*Directions for this task*
Please transcribe the records precisely; pictures stay out of your copy.

*Task data*
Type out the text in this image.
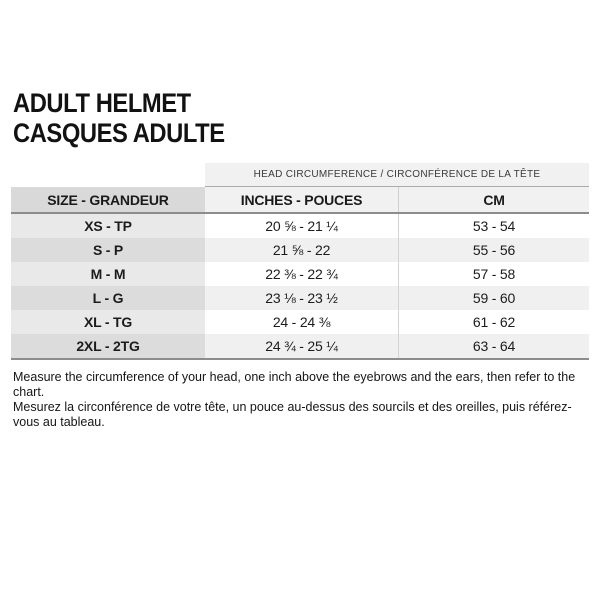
ADULT HELMET
CASQUES ADULTE
HEAD CIRCUMFERENCE / CIRCONFÉRENCE DE LA TÊTE
SIZE - GRANDEUR	INCHES - POUCES	CM
XS - TP	20 ⅝ - 21 ¼	53 - 54
S - P	21 ⅝ - 22	55 - 56
M - M	22 ⅜ - 22 ¾	57 - 58
L - G	23 ⅛ - 23 ½	59 - 60
XL - TG	24 - 24 ⅜	61 - 62
2XL - 2TG	24 ¾ - 25 ¼	63 - 64
Measure the circumference of your head, one inch above the eyebrows and the ears, then refer to the chart.
Mesurez la circonférence de votre tête, un pouce au-dessus des sourcils et des oreilles, puis référez-vous au tableau.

*Solution*
Type out the text in this image.
ADULT HELMET
CASQUES ADULTE
HEAD CIRCUMFERENCE / CIRCONFÉRENCE DE LA TÊTE
SIZE - GRANDEUR	INCHES - POUCES	CM
XS - TP	20 ⅝ - 21 ¼	53 - 54
S - P	21 ⅝ - 22	55 - 56
M - M	22 ⅜ - 22 ¾	57 - 58
L - G	23 ⅛ - 23 ½	59 - 60
XL - TG	24 - 24 ⅜	61 - 62
2XL - 2TG	24 ¾ - 25 ¼	63 - 64
Measure the circumference of your head, one inch above the eyebrows and the ears, then refer to the chart.
Mesurez la circonférence de votre tête, un pouce au-dessus des sourcils et des oreilles, puis référez-vous au tableau.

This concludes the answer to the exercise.